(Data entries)
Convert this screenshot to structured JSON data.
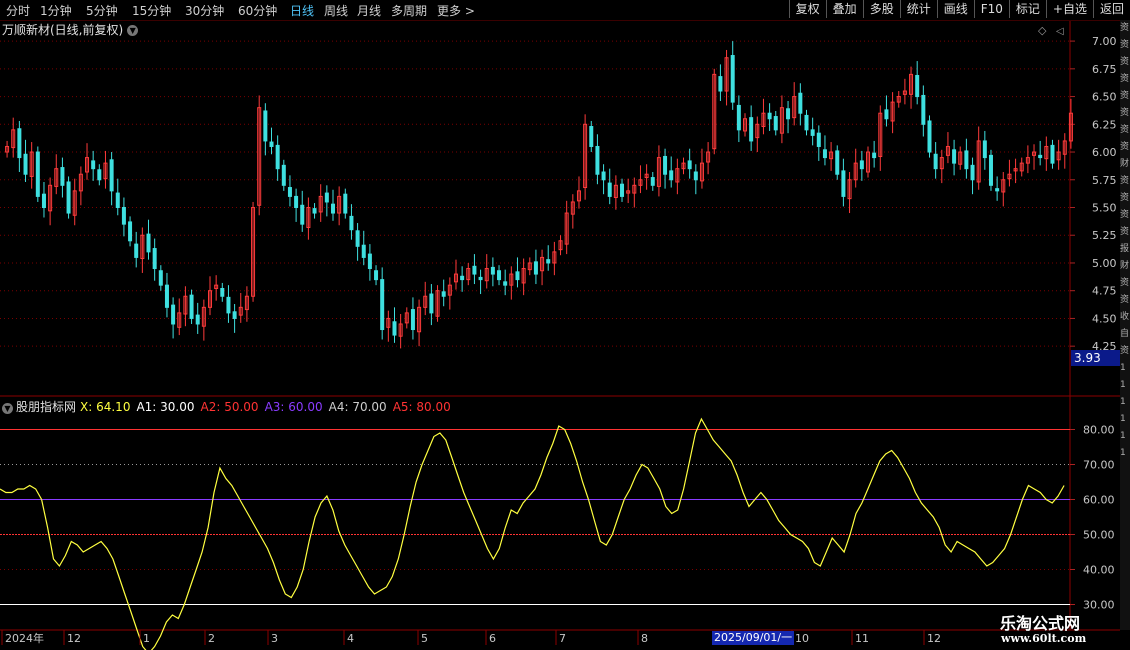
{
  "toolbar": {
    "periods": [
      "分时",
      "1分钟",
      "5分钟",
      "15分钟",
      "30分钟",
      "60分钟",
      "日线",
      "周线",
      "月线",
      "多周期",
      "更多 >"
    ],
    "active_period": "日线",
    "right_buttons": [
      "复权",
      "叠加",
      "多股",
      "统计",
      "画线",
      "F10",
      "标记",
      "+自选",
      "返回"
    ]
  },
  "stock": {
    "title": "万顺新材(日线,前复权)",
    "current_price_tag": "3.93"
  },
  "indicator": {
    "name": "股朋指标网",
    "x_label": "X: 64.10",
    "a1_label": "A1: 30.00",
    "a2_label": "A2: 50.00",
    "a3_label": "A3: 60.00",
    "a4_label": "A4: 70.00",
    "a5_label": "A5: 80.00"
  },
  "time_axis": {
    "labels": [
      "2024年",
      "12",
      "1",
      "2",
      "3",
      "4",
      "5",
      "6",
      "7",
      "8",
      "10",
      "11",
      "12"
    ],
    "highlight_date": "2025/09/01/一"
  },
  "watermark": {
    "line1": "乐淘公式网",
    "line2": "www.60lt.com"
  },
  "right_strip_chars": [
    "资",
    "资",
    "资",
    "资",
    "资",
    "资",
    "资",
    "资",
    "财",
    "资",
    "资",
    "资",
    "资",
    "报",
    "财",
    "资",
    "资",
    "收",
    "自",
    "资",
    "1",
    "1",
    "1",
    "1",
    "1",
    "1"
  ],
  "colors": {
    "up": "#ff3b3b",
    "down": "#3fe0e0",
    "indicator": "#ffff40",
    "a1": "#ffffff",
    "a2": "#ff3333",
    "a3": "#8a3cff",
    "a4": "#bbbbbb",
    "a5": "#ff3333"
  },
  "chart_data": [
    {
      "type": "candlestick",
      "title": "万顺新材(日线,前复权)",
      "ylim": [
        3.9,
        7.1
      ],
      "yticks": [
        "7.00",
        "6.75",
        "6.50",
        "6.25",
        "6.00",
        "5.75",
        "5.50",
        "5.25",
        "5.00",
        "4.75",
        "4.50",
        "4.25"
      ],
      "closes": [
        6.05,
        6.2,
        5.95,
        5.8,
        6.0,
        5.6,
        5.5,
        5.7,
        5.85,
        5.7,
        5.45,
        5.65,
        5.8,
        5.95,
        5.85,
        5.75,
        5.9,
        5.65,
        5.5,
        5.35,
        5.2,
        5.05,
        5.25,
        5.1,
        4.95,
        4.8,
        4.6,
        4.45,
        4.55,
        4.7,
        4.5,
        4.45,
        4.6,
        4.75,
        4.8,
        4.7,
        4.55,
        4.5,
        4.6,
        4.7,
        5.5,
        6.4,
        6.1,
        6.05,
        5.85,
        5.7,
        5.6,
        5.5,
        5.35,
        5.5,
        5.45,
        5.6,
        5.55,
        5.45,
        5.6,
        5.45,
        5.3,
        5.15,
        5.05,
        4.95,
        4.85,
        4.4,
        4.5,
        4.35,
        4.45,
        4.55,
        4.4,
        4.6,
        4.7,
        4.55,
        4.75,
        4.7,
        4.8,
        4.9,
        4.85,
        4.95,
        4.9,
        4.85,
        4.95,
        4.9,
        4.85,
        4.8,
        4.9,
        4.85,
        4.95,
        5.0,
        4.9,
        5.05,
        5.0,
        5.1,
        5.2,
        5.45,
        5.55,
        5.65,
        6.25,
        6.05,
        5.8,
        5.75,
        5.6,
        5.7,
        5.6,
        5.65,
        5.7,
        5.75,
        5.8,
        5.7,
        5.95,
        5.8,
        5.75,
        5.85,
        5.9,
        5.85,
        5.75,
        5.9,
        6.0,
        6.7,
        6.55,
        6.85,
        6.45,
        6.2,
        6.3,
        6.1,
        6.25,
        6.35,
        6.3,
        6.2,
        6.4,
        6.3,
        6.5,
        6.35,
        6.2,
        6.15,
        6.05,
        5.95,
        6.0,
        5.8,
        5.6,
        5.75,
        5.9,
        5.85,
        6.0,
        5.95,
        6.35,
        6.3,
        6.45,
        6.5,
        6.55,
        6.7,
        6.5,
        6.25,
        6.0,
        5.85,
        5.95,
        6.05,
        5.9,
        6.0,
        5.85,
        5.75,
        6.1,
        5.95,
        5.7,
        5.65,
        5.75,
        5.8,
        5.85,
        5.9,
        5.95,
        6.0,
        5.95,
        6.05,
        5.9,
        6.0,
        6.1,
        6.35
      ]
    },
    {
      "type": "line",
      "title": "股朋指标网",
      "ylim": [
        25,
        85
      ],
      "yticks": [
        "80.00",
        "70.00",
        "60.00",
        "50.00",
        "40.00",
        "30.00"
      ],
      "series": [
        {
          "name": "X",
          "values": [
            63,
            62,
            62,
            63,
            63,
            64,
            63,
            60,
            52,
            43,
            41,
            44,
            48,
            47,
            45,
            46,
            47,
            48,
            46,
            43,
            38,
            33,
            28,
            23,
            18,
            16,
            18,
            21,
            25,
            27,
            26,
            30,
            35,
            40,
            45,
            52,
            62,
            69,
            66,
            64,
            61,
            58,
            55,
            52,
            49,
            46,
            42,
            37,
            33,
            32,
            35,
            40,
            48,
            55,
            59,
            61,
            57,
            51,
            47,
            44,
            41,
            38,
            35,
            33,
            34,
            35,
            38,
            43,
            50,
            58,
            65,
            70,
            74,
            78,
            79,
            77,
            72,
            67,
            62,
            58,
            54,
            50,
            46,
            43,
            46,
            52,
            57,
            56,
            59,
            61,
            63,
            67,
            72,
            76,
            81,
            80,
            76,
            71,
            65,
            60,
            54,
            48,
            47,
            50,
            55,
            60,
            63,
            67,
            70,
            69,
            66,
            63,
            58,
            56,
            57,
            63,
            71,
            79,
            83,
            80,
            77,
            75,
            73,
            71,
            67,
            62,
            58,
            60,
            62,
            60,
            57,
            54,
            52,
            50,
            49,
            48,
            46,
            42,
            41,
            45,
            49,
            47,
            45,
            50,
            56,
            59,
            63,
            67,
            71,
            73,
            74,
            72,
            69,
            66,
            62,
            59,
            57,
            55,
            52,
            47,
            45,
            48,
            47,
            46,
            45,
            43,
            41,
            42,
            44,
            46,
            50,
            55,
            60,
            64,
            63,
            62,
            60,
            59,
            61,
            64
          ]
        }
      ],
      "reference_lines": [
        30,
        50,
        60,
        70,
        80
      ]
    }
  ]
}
* * *
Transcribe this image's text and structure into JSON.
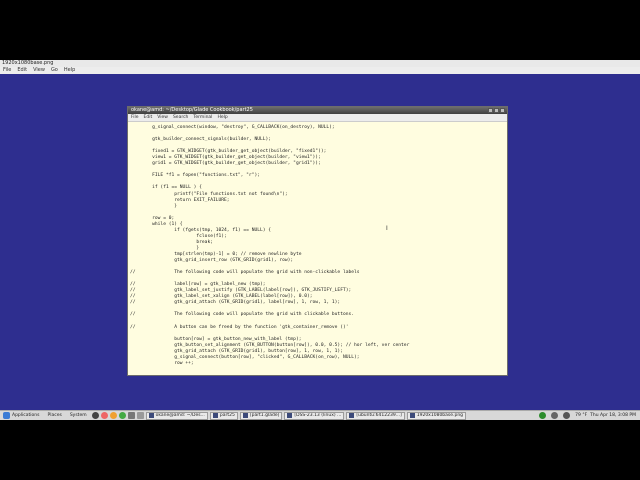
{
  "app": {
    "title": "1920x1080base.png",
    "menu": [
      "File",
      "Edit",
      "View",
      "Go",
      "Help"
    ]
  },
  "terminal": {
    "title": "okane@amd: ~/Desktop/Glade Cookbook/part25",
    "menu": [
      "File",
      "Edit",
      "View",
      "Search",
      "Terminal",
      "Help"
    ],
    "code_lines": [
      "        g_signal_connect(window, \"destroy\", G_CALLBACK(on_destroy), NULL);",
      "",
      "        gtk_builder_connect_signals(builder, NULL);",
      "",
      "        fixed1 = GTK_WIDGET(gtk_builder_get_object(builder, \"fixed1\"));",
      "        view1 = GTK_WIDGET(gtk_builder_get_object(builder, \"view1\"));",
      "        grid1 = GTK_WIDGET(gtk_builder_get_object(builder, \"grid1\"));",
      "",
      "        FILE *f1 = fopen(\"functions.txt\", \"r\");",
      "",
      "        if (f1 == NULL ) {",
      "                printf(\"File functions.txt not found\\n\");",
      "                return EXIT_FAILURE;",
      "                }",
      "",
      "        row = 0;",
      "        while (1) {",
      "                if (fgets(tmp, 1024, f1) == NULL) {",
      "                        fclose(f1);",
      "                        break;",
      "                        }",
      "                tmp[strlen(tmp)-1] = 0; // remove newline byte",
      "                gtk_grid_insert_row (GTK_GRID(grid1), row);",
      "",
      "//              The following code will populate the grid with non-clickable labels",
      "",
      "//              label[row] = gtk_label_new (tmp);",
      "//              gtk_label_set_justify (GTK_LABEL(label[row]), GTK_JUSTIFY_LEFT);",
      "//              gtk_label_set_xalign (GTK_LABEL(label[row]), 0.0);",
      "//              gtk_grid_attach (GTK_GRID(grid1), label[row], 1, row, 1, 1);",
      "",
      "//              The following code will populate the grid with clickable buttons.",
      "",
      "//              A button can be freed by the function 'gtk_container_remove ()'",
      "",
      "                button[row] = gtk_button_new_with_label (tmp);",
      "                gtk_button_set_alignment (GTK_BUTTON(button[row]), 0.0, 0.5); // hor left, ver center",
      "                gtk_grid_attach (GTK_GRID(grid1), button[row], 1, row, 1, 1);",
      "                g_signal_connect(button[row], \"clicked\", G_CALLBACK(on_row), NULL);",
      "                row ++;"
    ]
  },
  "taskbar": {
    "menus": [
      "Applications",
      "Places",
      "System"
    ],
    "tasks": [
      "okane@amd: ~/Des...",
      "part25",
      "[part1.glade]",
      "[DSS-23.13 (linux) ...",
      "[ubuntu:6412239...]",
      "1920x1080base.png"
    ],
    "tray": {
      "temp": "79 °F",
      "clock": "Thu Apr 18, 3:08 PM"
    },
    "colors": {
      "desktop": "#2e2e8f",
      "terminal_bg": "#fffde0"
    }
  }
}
---
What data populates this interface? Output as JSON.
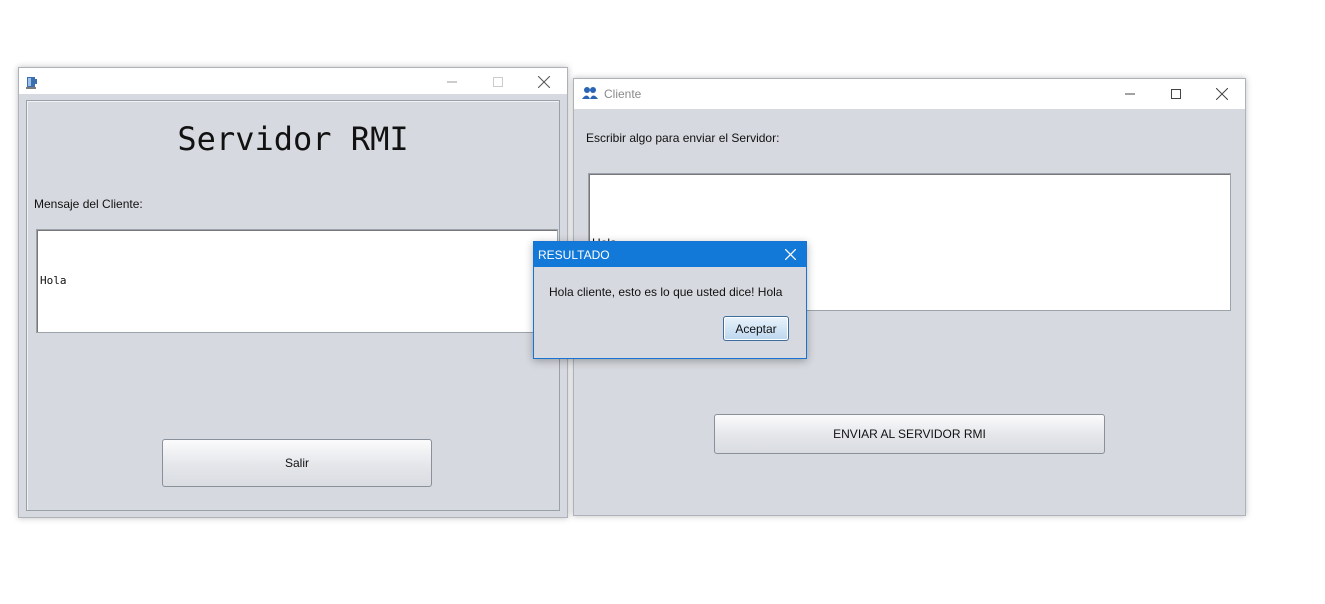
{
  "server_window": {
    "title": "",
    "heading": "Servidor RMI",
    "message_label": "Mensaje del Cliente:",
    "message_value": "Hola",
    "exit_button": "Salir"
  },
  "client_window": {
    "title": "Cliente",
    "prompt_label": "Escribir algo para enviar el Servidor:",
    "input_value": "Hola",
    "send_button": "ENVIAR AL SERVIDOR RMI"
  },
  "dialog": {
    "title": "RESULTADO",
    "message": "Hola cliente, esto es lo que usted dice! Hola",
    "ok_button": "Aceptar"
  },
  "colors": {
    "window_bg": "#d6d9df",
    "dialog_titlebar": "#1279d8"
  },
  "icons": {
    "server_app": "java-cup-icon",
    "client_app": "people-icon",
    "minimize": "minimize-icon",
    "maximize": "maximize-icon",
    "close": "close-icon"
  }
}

▶ _SHORT TASK_
Filter the records down to the lines that contain the string "JSON", and copy those lines.

▶ _REPLY_
Convert this screenshot to structured JSON data.
Transcribe this image's text and structure into JSON.
What data populates this interface? Output as JSON.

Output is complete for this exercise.